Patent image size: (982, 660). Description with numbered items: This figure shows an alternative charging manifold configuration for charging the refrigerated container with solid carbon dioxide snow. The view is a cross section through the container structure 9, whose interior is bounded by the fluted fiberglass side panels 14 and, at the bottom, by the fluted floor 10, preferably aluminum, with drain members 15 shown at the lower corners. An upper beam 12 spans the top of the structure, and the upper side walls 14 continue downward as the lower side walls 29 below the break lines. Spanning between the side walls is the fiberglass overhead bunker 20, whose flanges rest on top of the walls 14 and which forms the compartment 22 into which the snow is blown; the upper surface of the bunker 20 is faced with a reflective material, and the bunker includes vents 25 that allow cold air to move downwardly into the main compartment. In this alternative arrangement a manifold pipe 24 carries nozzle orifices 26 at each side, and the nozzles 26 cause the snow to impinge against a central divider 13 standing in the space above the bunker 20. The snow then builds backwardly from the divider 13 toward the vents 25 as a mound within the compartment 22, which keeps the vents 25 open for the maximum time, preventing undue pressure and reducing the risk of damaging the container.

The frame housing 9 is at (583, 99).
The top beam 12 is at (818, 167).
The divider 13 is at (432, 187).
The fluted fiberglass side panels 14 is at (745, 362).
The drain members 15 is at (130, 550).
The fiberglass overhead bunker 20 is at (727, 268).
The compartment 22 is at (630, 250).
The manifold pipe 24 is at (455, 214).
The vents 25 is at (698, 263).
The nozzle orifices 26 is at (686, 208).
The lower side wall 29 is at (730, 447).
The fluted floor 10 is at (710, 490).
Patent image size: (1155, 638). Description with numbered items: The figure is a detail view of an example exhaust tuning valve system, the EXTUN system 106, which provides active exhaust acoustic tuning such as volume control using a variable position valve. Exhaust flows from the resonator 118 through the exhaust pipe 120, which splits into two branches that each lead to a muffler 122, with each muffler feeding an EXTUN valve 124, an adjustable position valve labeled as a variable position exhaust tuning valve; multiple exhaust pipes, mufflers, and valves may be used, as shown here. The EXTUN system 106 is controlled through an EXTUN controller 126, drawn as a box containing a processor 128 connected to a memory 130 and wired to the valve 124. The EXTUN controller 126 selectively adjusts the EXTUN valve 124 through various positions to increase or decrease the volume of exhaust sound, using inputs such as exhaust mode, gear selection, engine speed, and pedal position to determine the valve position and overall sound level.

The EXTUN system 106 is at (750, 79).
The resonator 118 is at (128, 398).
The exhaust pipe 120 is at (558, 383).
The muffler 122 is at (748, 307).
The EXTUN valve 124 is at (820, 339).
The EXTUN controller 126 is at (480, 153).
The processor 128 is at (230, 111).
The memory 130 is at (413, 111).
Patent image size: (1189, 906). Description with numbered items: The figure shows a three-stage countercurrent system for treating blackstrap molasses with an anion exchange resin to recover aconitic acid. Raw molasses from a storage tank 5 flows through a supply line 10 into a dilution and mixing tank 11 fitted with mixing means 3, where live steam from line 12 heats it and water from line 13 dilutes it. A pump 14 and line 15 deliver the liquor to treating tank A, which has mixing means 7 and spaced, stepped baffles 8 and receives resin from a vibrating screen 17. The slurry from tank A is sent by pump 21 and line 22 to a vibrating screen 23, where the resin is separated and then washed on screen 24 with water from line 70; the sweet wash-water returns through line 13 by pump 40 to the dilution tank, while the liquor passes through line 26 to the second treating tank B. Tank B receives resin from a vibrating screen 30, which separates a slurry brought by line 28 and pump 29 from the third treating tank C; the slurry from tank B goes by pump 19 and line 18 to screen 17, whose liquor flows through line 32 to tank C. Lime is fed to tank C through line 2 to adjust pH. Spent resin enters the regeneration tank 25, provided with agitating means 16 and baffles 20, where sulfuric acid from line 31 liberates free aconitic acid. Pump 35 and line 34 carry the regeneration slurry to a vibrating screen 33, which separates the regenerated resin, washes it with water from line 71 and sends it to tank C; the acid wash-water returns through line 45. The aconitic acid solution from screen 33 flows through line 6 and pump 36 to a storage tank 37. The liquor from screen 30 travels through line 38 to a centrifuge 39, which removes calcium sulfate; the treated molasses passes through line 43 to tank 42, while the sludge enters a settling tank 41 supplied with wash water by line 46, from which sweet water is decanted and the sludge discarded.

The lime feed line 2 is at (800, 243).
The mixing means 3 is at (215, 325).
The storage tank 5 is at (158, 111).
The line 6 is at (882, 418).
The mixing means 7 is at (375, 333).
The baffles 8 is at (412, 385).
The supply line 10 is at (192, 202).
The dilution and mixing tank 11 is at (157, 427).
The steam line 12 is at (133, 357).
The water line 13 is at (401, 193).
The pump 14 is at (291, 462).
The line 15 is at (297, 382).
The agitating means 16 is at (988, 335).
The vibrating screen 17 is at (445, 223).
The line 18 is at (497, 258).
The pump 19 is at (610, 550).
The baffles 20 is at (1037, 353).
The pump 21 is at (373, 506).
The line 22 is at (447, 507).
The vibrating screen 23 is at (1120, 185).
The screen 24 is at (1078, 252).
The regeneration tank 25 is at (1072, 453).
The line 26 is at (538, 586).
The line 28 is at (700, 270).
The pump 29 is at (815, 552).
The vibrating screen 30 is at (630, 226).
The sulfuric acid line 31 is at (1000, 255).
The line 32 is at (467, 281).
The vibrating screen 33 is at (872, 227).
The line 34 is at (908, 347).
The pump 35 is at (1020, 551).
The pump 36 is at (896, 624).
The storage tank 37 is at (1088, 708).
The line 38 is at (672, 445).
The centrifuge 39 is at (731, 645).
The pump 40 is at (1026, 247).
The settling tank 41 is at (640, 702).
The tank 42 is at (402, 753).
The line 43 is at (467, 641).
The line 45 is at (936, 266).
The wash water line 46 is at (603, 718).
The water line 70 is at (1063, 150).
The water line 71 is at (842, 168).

= = =

## WHAT YOU WILL DO
Please count the lines in the records above that contain the string "floor", treating uppercase and lowercase as different, and reply with only the number.

## RESPONSE TO THIS EXERCISE
2